** Material supplied **
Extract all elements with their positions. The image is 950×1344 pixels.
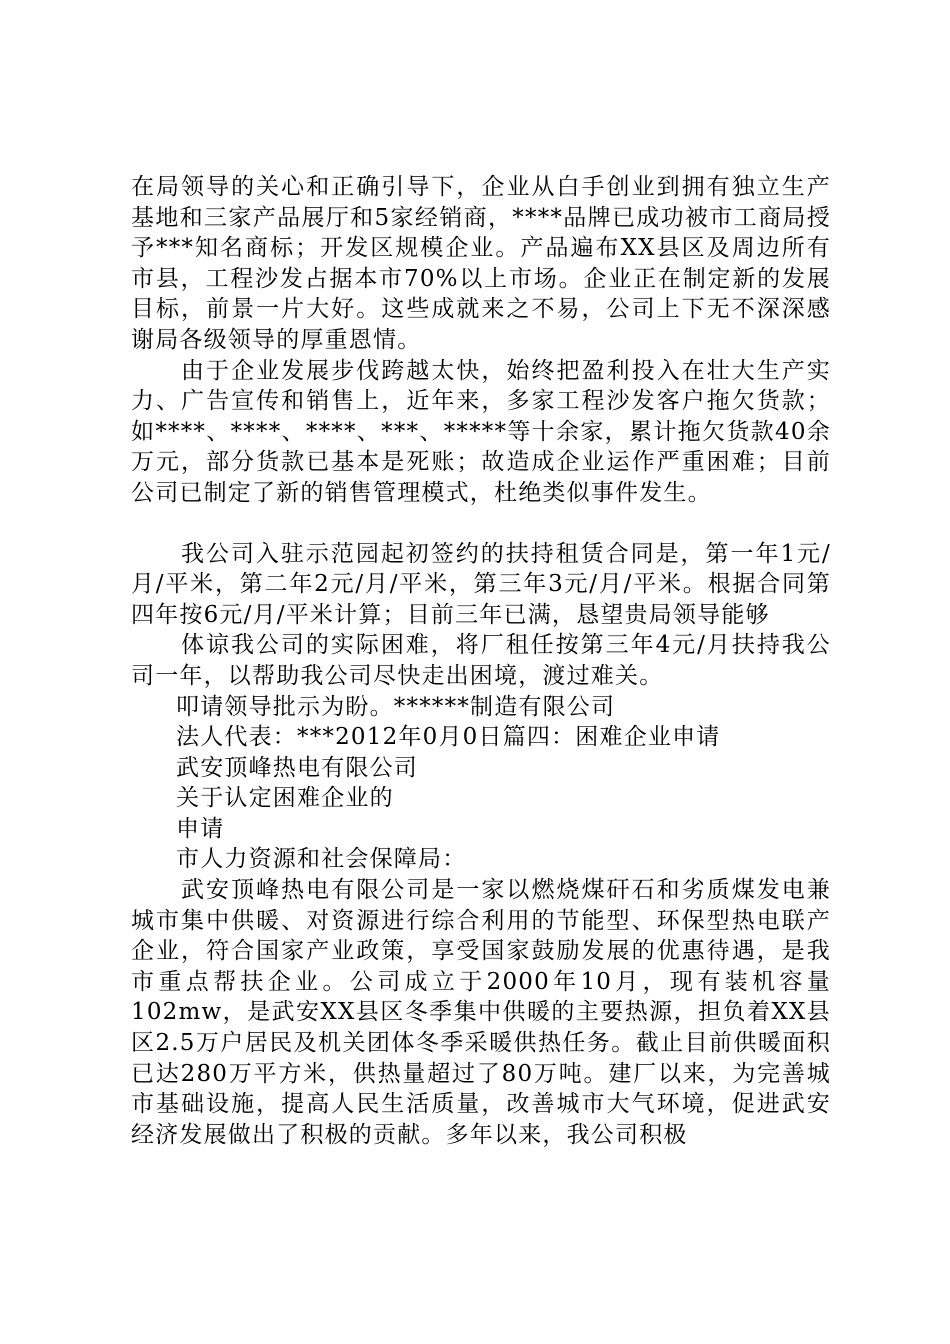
paragraph-request: 体谅我公司的实际困难，将厂租任按第三年4元/月扶持我公司一年，以帮助我公司尽快走出困境，渡过难关。: [131, 632, 831, 689]
document-body: [131, 172, 831, 1150]
closing-line: 叩请领导批示为盼。******制造有限公司: [176, 693, 616, 720]
paragraph-company-intro: 武安顶峰热电有限公司是一家以燃烧煤矸石和劣质煤发电兼城市集中供暖、对资源进行综合利用的节能型、环保型热电联产企业，符合国家产业政策，享受国家鼓励发展的优惠待遇，是我市重点帮扶企业。公司成立于2000年10月，现有装机容量102mw，是武安XX县区冬季集中供暖的主要热源，担负着XX县区2.5万户居民及机关团体冬季采暖供热任务。截止目前供暖面积已达280万平方米，供热量超过了80万吨。建厂以来，为完善城市基础设施，提高人民生活质量，改善城市大气环境，促进武安经济发展做出了积极的贡献。多年以来，我公司积极: [131, 877, 831, 1148]
company-name-line: 武安顶峰热电有限公司: [176, 754, 418, 781]
addressee-line: 市人力资源和社会保障局：: [176, 846, 467, 873]
paragraph-arrears: 由于企业发展步伐跨越太快，始终把盈利投入在壮大生产实力、广告宣传和销售上，近年来，多家工程沙发客户拖欠货款；如****、****、****、***、*****等十余家，累计拖欠货款40余万元，部分货款已基本是死账；故造成企业运作严重困难；目前公司已制定了新的销售管理模式，杜绝类似事件发生。: [131, 357, 831, 506]
paragraph-achievements: 在局领导的关心和正确引导下，企业从白手创业到拥有独立生产基地和三家产品展厅和5家经销商，****品牌已成功被市工商局授予***知名商标；开发区规模企业。产品遍布XX县区及周边所有市县，工程沙发占据本市70%以上市场。企业正在制定新的发展目标，前景一片大好。这些成就来之不易，公司上下无不深深感谢局各级领导的厚重恩情。: [131, 174, 831, 353]
title-line-2: 申请: [176, 815, 225, 842]
title-line-1: 关于认定困难企业的: [176, 785, 394, 812]
legal-representative-line: 法人代表：***2012年0月0日篇四：困难企业申请: [176, 724, 721, 751]
paragraph-lease-contract: 我公司入驻示范园起初签约的扶持租赁合同是，第一年1元/月/平米，第二年2元/月/平米，第三年3元/月/平米。根据合同第四年按6元/月/平米计算；目前三年已满，恳望贵局领导能够: [131, 540, 831, 628]
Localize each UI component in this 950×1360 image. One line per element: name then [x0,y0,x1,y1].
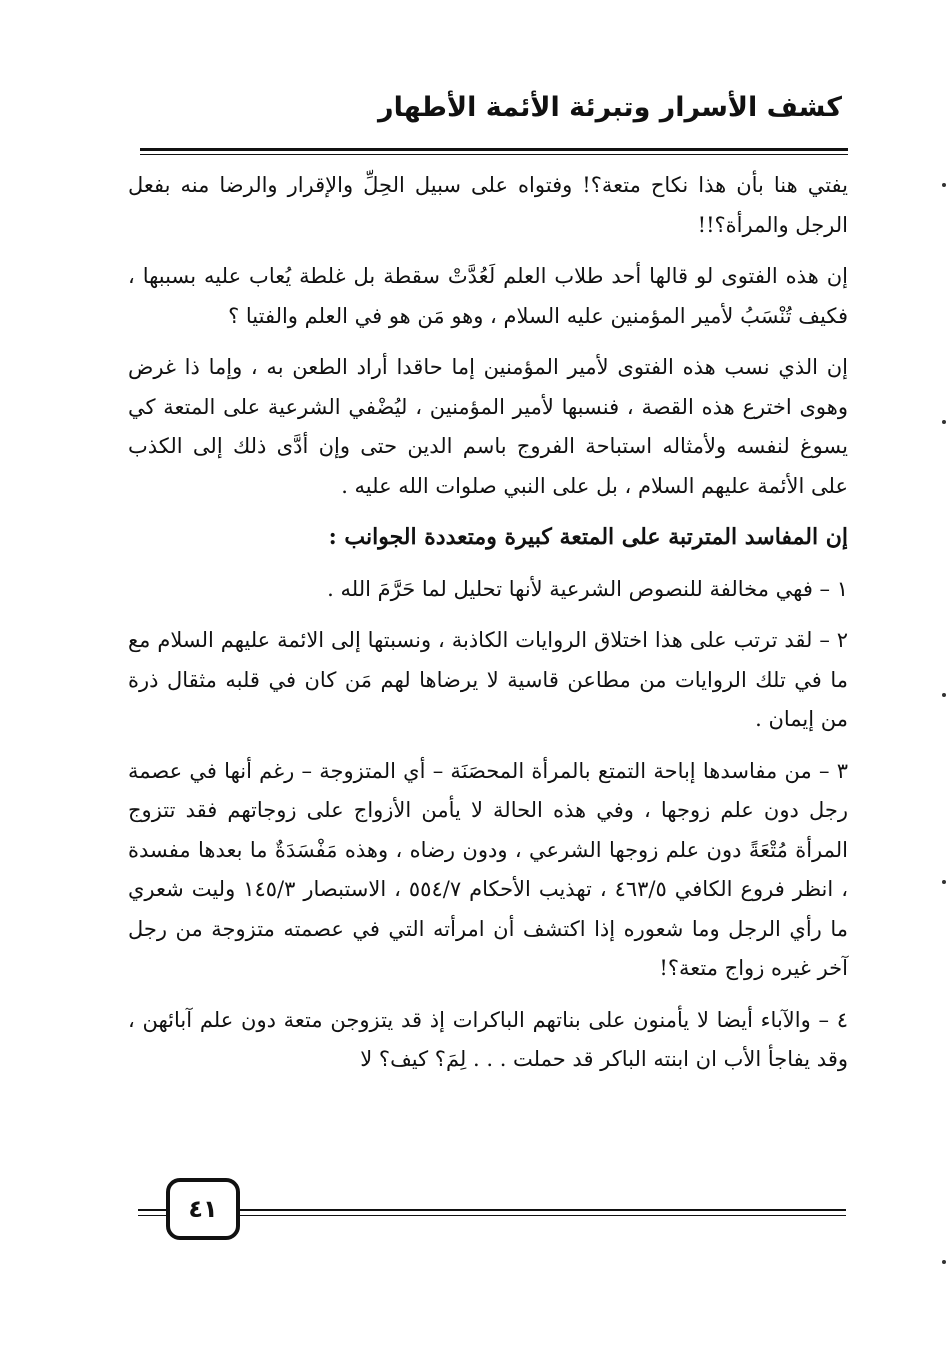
list-item: ٣ – من مفاسدها إباحة التمتع بالمرأة المحصَنَة – أي المتزوجة – رغم أنها في عصمة رجل دون علم زوجها ، وفي هذه الحالة لا يأمن الأزواج على زوجاتهم فقد تتزوج المرأة مُتْعَةً دون علم زوجها الشرعي ، ودون رضاه ، وهذه مَفْسَدَةٌ ما بعدها مفسدة ، انظر فروع الكافي ٤٦٣/٥ ، تهذيب الأحكام ٥٥٤/٧ ، الاستبصار ١٤٥/٣ وليت شعري ما رأي الرجل وما شعوره إذا اكتشف أن امرأته التي في عصمته متزوجة من رجل آخر غيره زواج متعة؟! [128,758,848,980]
header-rule-thick [140,148,848,151]
footer-rule-right-thin [238,1215,846,1216]
margin-mark [942,880,946,884]
list-item: ١ – فهي مخالفة للنصوص الشرعية لأنها تحليل لما حَرَّمَ الله . [327,576,848,601]
header-rule-thin [140,154,848,155]
paragraph: إن هذه الفتوى لو قالها أحد طلاب العلم لَعُدَّتْ سقطة بل غلطة يُعاب عليه بسببها ، فكيف تُنْسَبُ لأمير المؤمنين عليه السلام ، وهو مَن هو في العلم والفتيا ؟ [128,264,848,328]
margin-mark [942,183,946,187]
body-text [128,166,848,1092]
margin-mark [942,420,946,424]
running-header-title: كشف الأسرار وتبرئة الأئمة الأطهار [378,92,842,123]
list-item: ٤ – والآباء أيضا لا يأمنون على بناتهم الباكرات إذ قد يتزوجن متعة دون علم آبائهن ، وقد يفاجأ الأب ان ابنته الباكر قد حملت . . . لِمَ؟ كيف؟ لا [128,1007,848,1071]
page-number: ٤١ [188,1195,218,1223]
footer-rule-right [238,1209,846,1211]
margin-mark [942,693,946,697]
page-number-box [166,1178,240,1240]
margin-mark [942,1260,946,1264]
paragraph: يفتي هنا بأن هذا نكاح متعة؟! وفتواه على سبيل الحِلِّ والإقرار والرضا منه بفعل الرجل والمرأة؟!! [128,173,848,237]
list-item: ٢ – لقد ترتب على هذا اختلاق الروايات الكاذبة ، ونسبتها إلى الائمة عليهم السلام مع ما في تلك الروايات من مطاعن قاسية لا يرضاها لهم مَن كان في قلبه مثقال ذرة من إيمان . [128,628,848,731]
paragraph: إن الذي نسب هذه الفتوى لأمير المؤمنين إما حاقدا أراد الطعن به ، وإما ذا غرض وهوى اخترع هذه القصة ، فنسبها لأمير المؤمنين ، ليُضْفي الشرعية على المتعة كي يسوغ لنفسه ولأمثاله استباحة الفروج باسم الدين حتى وإن أدَّى ذلك إلى الكذب على الأئمة عليهم السلام ، بل على النبي صلوات الله عليه . [128,355,848,498]
section-heading: إن المفاسد المترتبة على المتعة كبيرة ومتعددة الجوانب : [328,524,848,550]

** Aim **
Revise all of the records above so that "margin-mark" becomes "edge-mark" wherever it occurs, keeping every other line as it stands. Leave the pictures out of the answer.

** Answer to this exercise **
Extract all elements with their positions. The image is 950×1344 pixels.
paragraph-request: 体谅我公司的实际困难，将厂租任按第三年4元/月扶持我公司一年，以帮助我公司尽快走出困境，渡过难关。: [131, 632, 831, 689]
document-body: [131, 172, 831, 1150]
closing-line: 叩请领导批示为盼。******制造有限公司: [176, 693, 616, 720]
paragraph-company-intro: 武安顶峰热电有限公司是一家以燃烧煤矸石和劣质煤发电兼城市集中供暖、对资源进行综合利用的节能型、环保型热电联产企业，符合国家产业政策，享受国家鼓励发展的优惠待遇，是我市重点帮扶企业。公司成立于2000年10月，现有装机容量102mw，是武安XX县区冬季集中供暖的主要热源，担负着XX县区2.5万户居民及机关团体冬季采暖供热任务。截止目前供暖面积已达280万平方米，供热量超过了80万吨。建厂以来，为完善城市基础设施，提高人民生活质量，改善城市大气环境，促进武安经济发展做出了积极的贡献。多年以来，我公司积极: [131, 877, 831, 1148]
company-name-line: 武安顶峰热电有限公司: [176, 754, 418, 781]
addressee-line: 市人力资源和社会保障局：: [176, 846, 467, 873]
paragraph-arrears: 由于企业发展步伐跨越太快，始终把盈利投入在壮大生产实力、广告宣传和销售上，近年来，多家工程沙发客户拖欠货款；如****、****、****、***、*****等十余家，累计拖欠货款40余万元，部分货款已基本是死账；故造成企业运作严重困难；目前公司已制定了新的销售管理模式，杜绝类似事件发生。: [131, 357, 831, 506]
paragraph-achievements: 在局领导的关心和正确引导下，企业从白手创业到拥有独立生产基地和三家产品展厅和5家经销商，****品牌已成功被市工商局授予***知名商标；开发区规模企业。产品遍布XX县区及周边所有市县，工程沙发占据本市70%以上市场。企业正在制定新的发展目标，前景一片大好。这些成就来之不易，公司上下无不深深感谢局各级领导的厚重恩情。: [131, 174, 831, 353]
title-line-2: 申请: [176, 815, 225, 842]
title-line-1: 关于认定困难企业的: [176, 785, 394, 812]
legal-representative-line: 法人代表：***2012年0月0日篇四：困难企业申请: [176, 724, 721, 751]
paragraph-lease-contract: 我公司入驻示范园起初签约的扶持租赁合同是，第一年1元/月/平米，第二年2元/月/平米，第三年3元/月/平米。根据合同第四年按6元/月/平米计算；目前三年已满，恳望贵局领导能够: [131, 540, 831, 628]
Localize each UI component in this 950×1360 image. One line per element: name then [x0,y0,x1,y1].
list-item: ٣ – من مفاسدها إباحة التمتع بالمرأة المحصَنَة – أي المتزوجة – رغم أنها في عصمة رجل دون علم زوجها ، وفي هذه الحالة لا يأمن الأزواج على زوجاتهم فقد تتزوج المرأة مُتْعَةً دون علم زوجها الشرعي ، ودون رضاه ، وهذه مَفْسَدَةٌ ما بعدها مفسدة ، انظر فروع الكافي ٤٦٣/٥ ، تهذيب الأحكام ٥٥٤/٧ ، الاستبصار ١٤٥/٣ وليت شعري ما رأي الرجل وما شعوره إذا اكتشف أن امرأته التي في عصمته متزوجة من رجل آخر غيره زواج متعة؟! [128,758,848,980]
header-rule-thick [140,148,848,151]
footer-rule-right-thin [238,1215,846,1216]
edge-mark [942,880,946,884]
list-item: ١ – فهي مخالفة للنصوص الشرعية لأنها تحليل لما حَرَّمَ الله . [327,576,848,601]
header-rule-thin [140,154,848,155]
paragraph: إن هذه الفتوى لو قالها أحد طلاب العلم لَعُدَّتْ سقطة بل غلطة يُعاب عليه بسببها ، فكيف تُنْسَبُ لأمير المؤمنين عليه السلام ، وهو مَن هو في العلم والفتيا ؟ [128,264,848,328]
edge-mark [942,183,946,187]
body-text [128,166,848,1092]
edge-mark [942,420,946,424]
running-header-title: كشف الأسرار وتبرئة الأئمة الأطهار [378,92,842,123]
list-item: ٤ – والآباء أيضا لا يأمنون على بناتهم الباكرات إذ قد يتزوجن متعة دون علم آبائهن ، وقد يفاجأ الأب ان ابنته الباكر قد حملت . . . لِمَ؟ كيف؟ لا [128,1007,848,1071]
page-number: ٤١ [188,1195,218,1223]
footer-rule-right [238,1209,846,1211]
edge-mark [942,693,946,697]
page-number-box [166,1178,240,1240]
edge-mark [942,1260,946,1264]
paragraph: يفتي هنا بأن هذا نكاح متعة؟! وفتواه على سبيل الحِلِّ والإقرار والرضا منه بفعل الرجل والمرأة؟!! [128,173,848,237]
list-item: ٢ – لقد ترتب على هذا اختلاق الروايات الكاذبة ، ونسبتها إلى الائمة عليهم السلام مع ما في تلك الروايات من مطاعن قاسية لا يرضاها لهم مَن كان في قلبه مثقال ذرة من إيمان . [128,628,848,731]
paragraph: إن الذي نسب هذه الفتوى لأمير المؤمنين إما حاقدا أراد الطعن به ، وإما ذا غرض وهوى اخترع هذه القصة ، فنسبها لأمير المؤمنين ، ليُضْفي الشرعية على المتعة كي يسوغ لنفسه ولأمثاله استباحة الفروج باسم الدين حتى وإن أدَّى ذلك إلى الكذب على الأئمة عليهم السلام ، بل على النبي صلوات الله عليه . [128,355,848,498]
section-heading: إن المفاسد المترتبة على المتعة كبيرة ومتعددة الجوانب : [328,524,848,550]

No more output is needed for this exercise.